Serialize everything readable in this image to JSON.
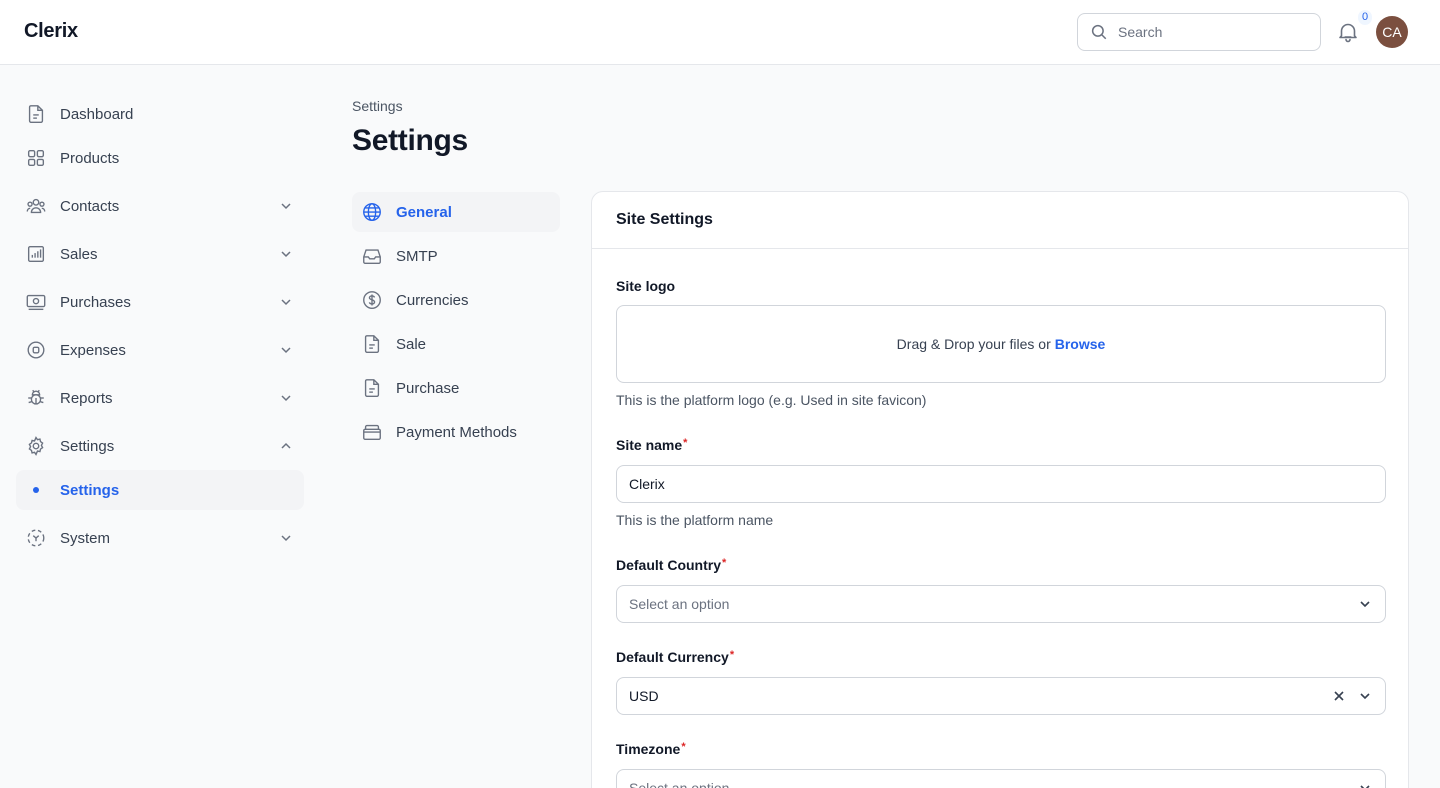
{
  "header": {
    "brand": "Clerix",
    "search_placeholder": "Search",
    "notification_count": "0",
    "avatar_initials": "CA"
  },
  "sidebar": {
    "items": [
      {
        "label": "Dashboard",
        "icon": "document-icon"
      },
      {
        "label": "Products",
        "icon": "grid-icon"
      },
      {
        "label": "Contacts",
        "icon": "users-icon"
      },
      {
        "label": "Sales",
        "icon": "chart-icon"
      },
      {
        "label": "Purchases",
        "icon": "cash-icon"
      },
      {
        "label": "Expenses",
        "icon": "circle-stop-icon"
      },
      {
        "label": "Reports",
        "icon": "bug-icon"
      },
      {
        "label": "Settings",
        "icon": "gear-icon"
      },
      {
        "label": "Settings",
        "icon": "dot-icon"
      },
      {
        "label": "System",
        "icon": "viewfinder-icon"
      }
    ]
  },
  "breadcrumb": "Settings",
  "page_title": "Settings",
  "subnav": {
    "items": [
      {
        "label": "General",
        "icon": "globe-icon"
      },
      {
        "label": "SMTP",
        "icon": "inbox-icon"
      },
      {
        "label": "Currencies",
        "icon": "dollar-circle-icon"
      },
      {
        "label": "Sale",
        "icon": "document-icon"
      },
      {
        "label": "Purchase",
        "icon": "document-icon"
      },
      {
        "label": "Payment Methods",
        "icon": "stack-icon"
      }
    ]
  },
  "panel": {
    "title": "Site Settings",
    "site_logo": {
      "label": "Site logo",
      "drop_text": "Drag & Drop your files or",
      "browse": "Browse",
      "helper": "This is the platform logo (e.g. Used in site favicon)"
    },
    "site_name": {
      "label": "Site name",
      "required": "*",
      "value": "Clerix",
      "helper": "This is the platform name"
    },
    "default_country": {
      "label": "Default Country",
      "required": "*",
      "placeholder": "Select an option"
    },
    "default_currency": {
      "label": "Default Currency",
      "required": "*",
      "value": "USD"
    },
    "timezone": {
      "label": "Timezone",
      "required": "*",
      "placeholder": "Select an option"
    }
  },
  "colors": {
    "accent": "#2563eb",
    "required": "#dc2626",
    "avatar_bg": "#7b4f3f"
  }
}
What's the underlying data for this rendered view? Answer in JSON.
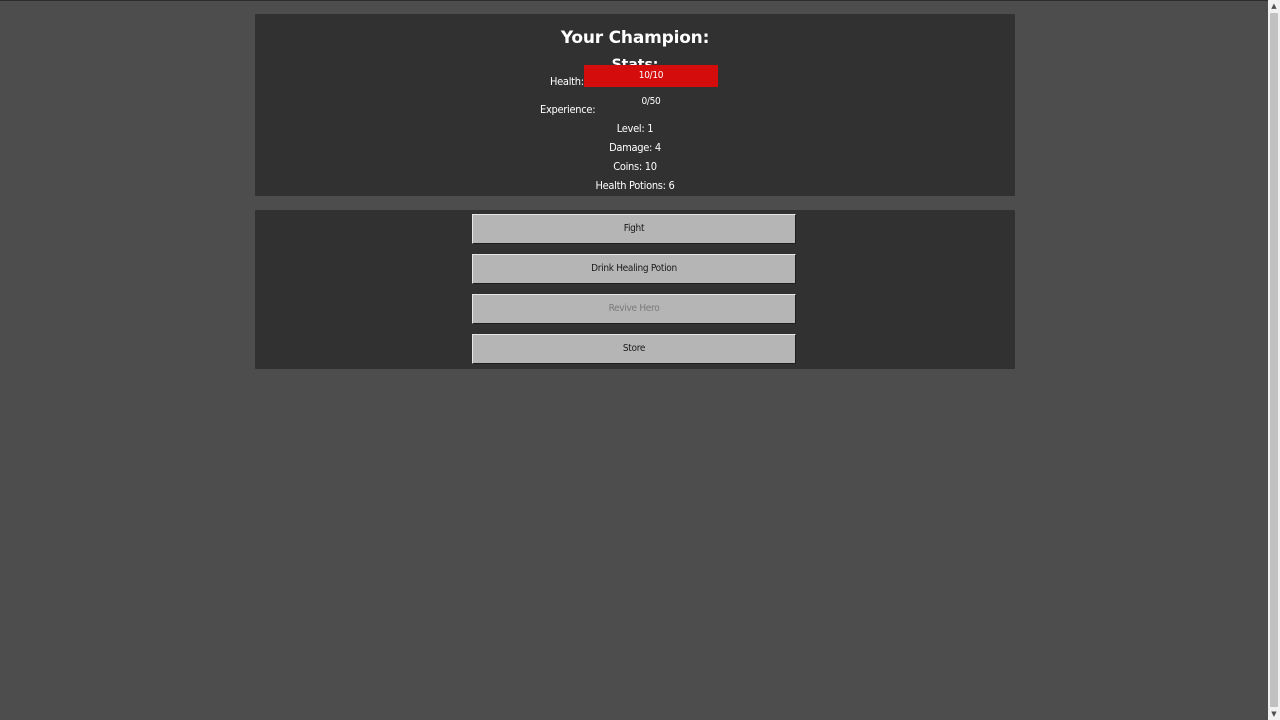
{
  "champion_panel": {
    "title": "Your Champion:",
    "subtitle": "Stats:",
    "health": {
      "label": "Health:",
      "text": "10/10",
      "fill_fraction": 1.0,
      "color": "#d40c0c"
    },
    "experience": {
      "label": "Experience:",
      "text": "0/50",
      "fill_fraction": 0.0,
      "color": "#2f9a2f"
    },
    "level": "Level: 1",
    "damage": "Damage: 4",
    "coins": "Coins: 10",
    "health_potions": "Health Potions: 6"
  },
  "actions": [
    {
      "label": "Fight",
      "enabled": true
    },
    {
      "label": "Drink Healing Potion",
      "enabled": true
    },
    {
      "label": "Revive Hero",
      "enabled": false
    },
    {
      "label": "Store",
      "enabled": true
    }
  ],
  "colors": {
    "page_background": "#4d4d4d",
    "panel_background": "#313131",
    "button_background": "#b5b5b5"
  },
  "icons": {
    "scroll_up": "▲",
    "scroll_down": "▼"
  }
}
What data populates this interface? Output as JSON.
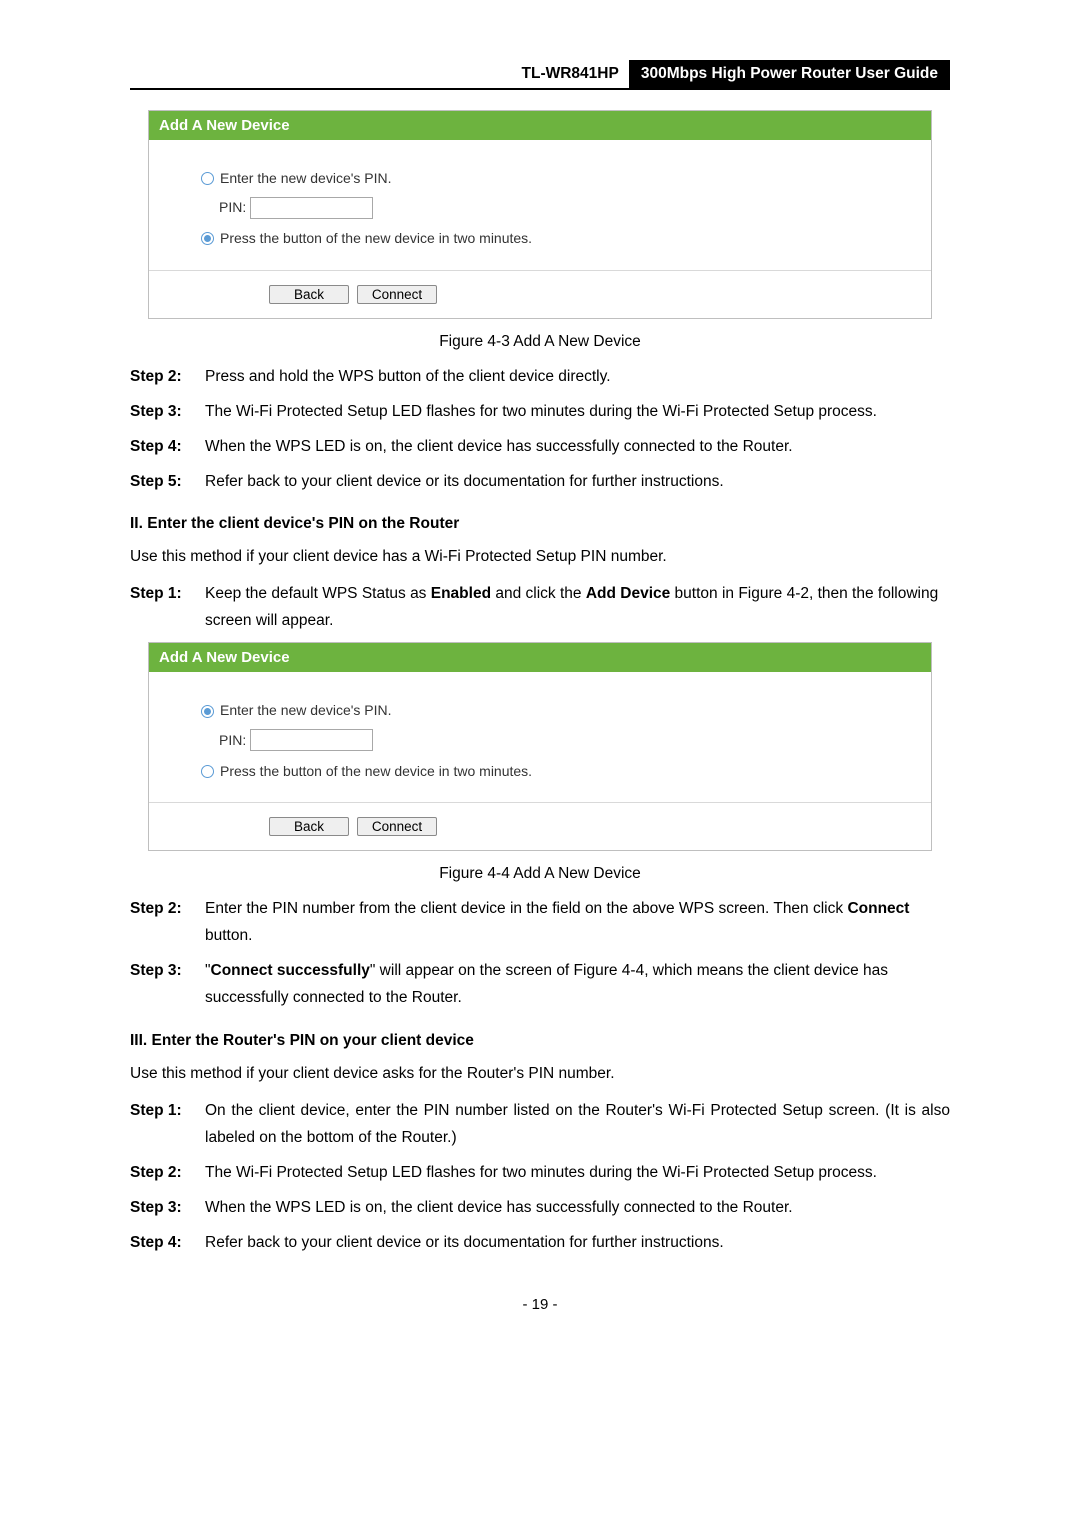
{
  "header": {
    "model": "TL-WR841HP",
    "title": "300Mbps High Power Router User Guide"
  },
  "figureA": {
    "panelTitle": "Add A New Device",
    "opt1": "Enter the new device's PIN.",
    "pinLabel": "PIN:",
    "opt2": "Press the button of the new device in two minutes.",
    "back": "Back",
    "connect": "Connect",
    "caption": "Figure 4-3 Add A New Device"
  },
  "stepsA": {
    "s2": {
      "label": "Step 2:",
      "text": "Press and hold the WPS button of the client device directly."
    },
    "s3": {
      "label": "Step 3:",
      "text": "The Wi-Fi Protected Setup LED flashes for two minutes during the Wi-Fi Protected Setup process."
    },
    "s4": {
      "label": "Step 4:",
      "text": "When the WPS LED is on, the client device has successfully connected to the Router."
    },
    "s5": {
      "label": "Step 5:",
      "text": "Refer back to your client device or its documentation for further instructions."
    }
  },
  "section2": {
    "heading": "II.   Enter the client device's PIN on the Router",
    "intro": "Use this method if your client device has a Wi-Fi Protected Setup PIN number.",
    "step1": {
      "label": "Step 1:",
      "pre": "Keep the default WPS Status as ",
      "b1": "Enabled",
      "mid": " and click the ",
      "b2": "Add Device",
      "post": " button in Figure 4-2, then the following screen will appear."
    }
  },
  "figureB": {
    "panelTitle": "Add A New Device",
    "opt1": "Enter the new device's PIN.",
    "pinLabel": "PIN:",
    "opt2": "Press the button of the new device in two minutes.",
    "back": "Back",
    "connect": "Connect",
    "caption": "Figure 4-4   Add A New Device"
  },
  "stepsB": {
    "s2": {
      "label": "Step 2:",
      "pre": "Enter the PIN number from the client device in the field on the above WPS screen. Then click ",
      "b1": "Connect",
      "post": " button."
    },
    "s3": {
      "label": "Step 3:",
      "pre": "\"",
      "b1": "Connect successfully",
      "post": "\" will appear on the screen of Figure 4-4, which means the client device has successfully connected to the Router."
    }
  },
  "section3": {
    "heading": "III.  Enter the Router's PIN on your client device",
    "intro": "Use this method if your client device asks for the Router's PIN number."
  },
  "stepsC": {
    "s1": {
      "label": "Step 1:",
      "text": "On the client device, enter the PIN number listed on the Router's Wi-Fi Protected Setup screen. (It is also labeled on the bottom of the Router.)"
    },
    "s2": {
      "label": "Step 2:",
      "text": "The Wi-Fi Protected Setup LED flashes for two minutes during the Wi-Fi Protected Setup process."
    },
    "s3": {
      "label": "Step 3:",
      "text": "When the WPS LED is on, the client device has successfully connected to the Router."
    },
    "s4": {
      "label": "Step 4:",
      "text": "Refer back to your client device or its documentation for further instructions."
    }
  },
  "pageNumber": "- 19 -"
}
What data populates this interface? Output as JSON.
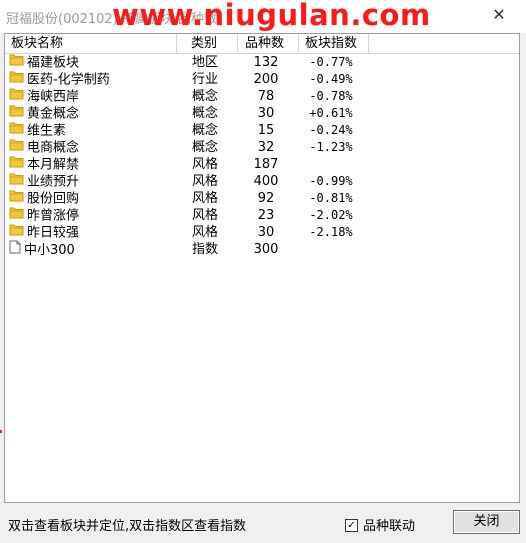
{
  "window": {
    "title": "冠福股份(002102) 所属板块 品种数",
    "watermark": "www.niugulan.com",
    "close_symbol": "✕"
  },
  "columns": {
    "name": "板块名称",
    "type": "类别",
    "count": "品种数",
    "index": "板块指数"
  },
  "rows": [
    {
      "name": "福建板块",
      "type": "地区",
      "count": "132",
      "index": "-0.77%",
      "icon": "folder-icon"
    },
    {
      "name": "医药-化学制药",
      "type": "行业",
      "count": "200",
      "index": "-0.49%",
      "icon": "folder-icon"
    },
    {
      "name": "海峡西岸",
      "type": "概念",
      "count": "78",
      "index": "-0.78%",
      "icon": "folder-icon"
    },
    {
      "name": "黄金概念",
      "type": "概念",
      "count": "30",
      "index": "+0.61%",
      "icon": "folder-icon"
    },
    {
      "name": "维生素",
      "type": "概念",
      "count": "15",
      "index": "-0.24%",
      "icon": "folder-icon"
    },
    {
      "name": "电商概念",
      "type": "概念",
      "count": "32",
      "index": "-1.23%",
      "icon": "folder-icon"
    },
    {
      "name": "本月解禁",
      "type": "风格",
      "count": "187",
      "index": "",
      "icon": "folder-icon"
    },
    {
      "name": "业绩预升",
      "type": "风格",
      "count": "400",
      "index": "-0.99%",
      "icon": "folder-icon"
    },
    {
      "name": "股份回购",
      "type": "风格",
      "count": "92",
      "index": "-0.81%",
      "icon": "folder-icon"
    },
    {
      "name": "昨曾涨停",
      "type": "风格",
      "count": "23",
      "index": "-2.02%",
      "icon": "folder-icon"
    },
    {
      "name": "昨日较强",
      "type": "风格",
      "count": "30",
      "index": "-2.18%",
      "icon": "folder-icon"
    },
    {
      "name": "中小300",
      "type": "指数",
      "count": "300",
      "index": "",
      "icon": "document-icon"
    }
  ],
  "status": {
    "hint": "双击查看板块并定位,双击指数区查看指数",
    "linkage_label": "品种联动",
    "linkage_checked": true,
    "close_button": "关闭"
  },
  "colors": {
    "folder": "#f3c73a",
    "folder_edge": "#c79a14",
    "watermark": "#ff1a1a"
  }
}
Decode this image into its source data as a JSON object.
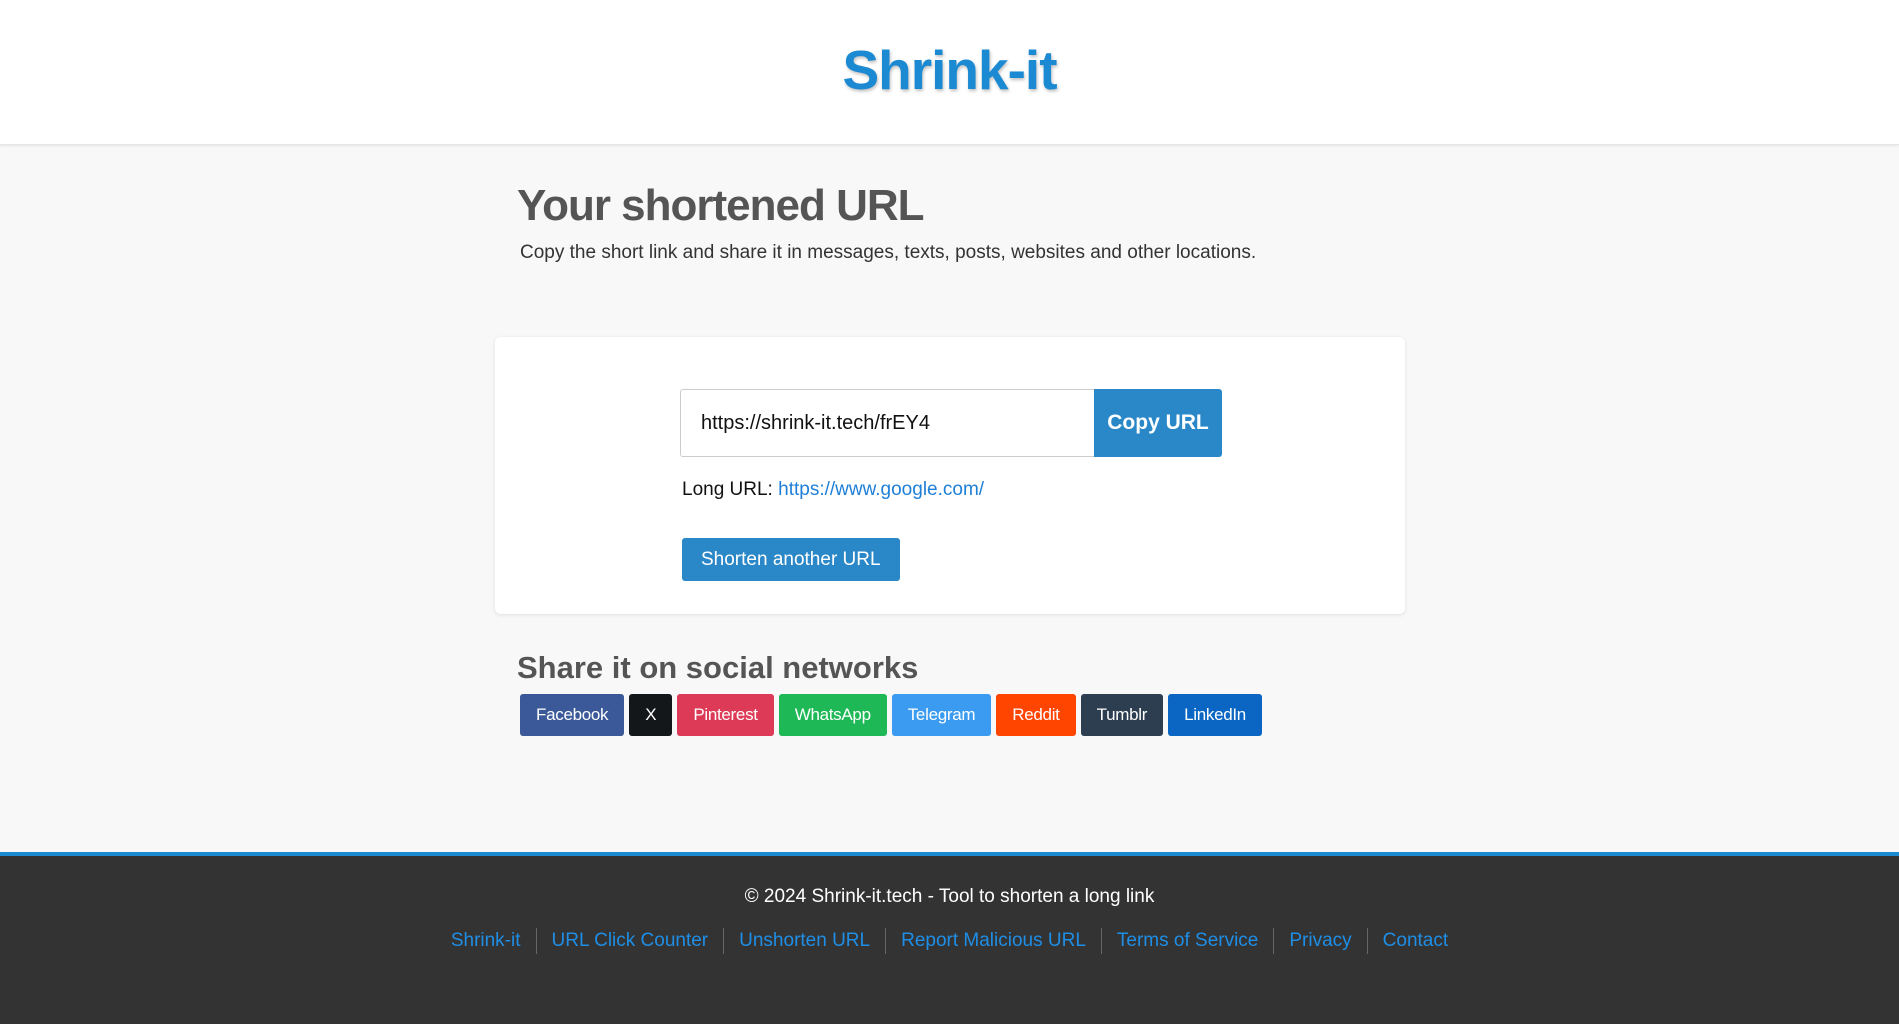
+++
## Stated goal
In the material above, show every line where the word "Settings" turns up.

## Solution to the problem
        "label": "Settings",
        "label": "Settings",
  "breadcrumb": "Settings",
  "page_title": "Settings",
    "title": "Site Settings",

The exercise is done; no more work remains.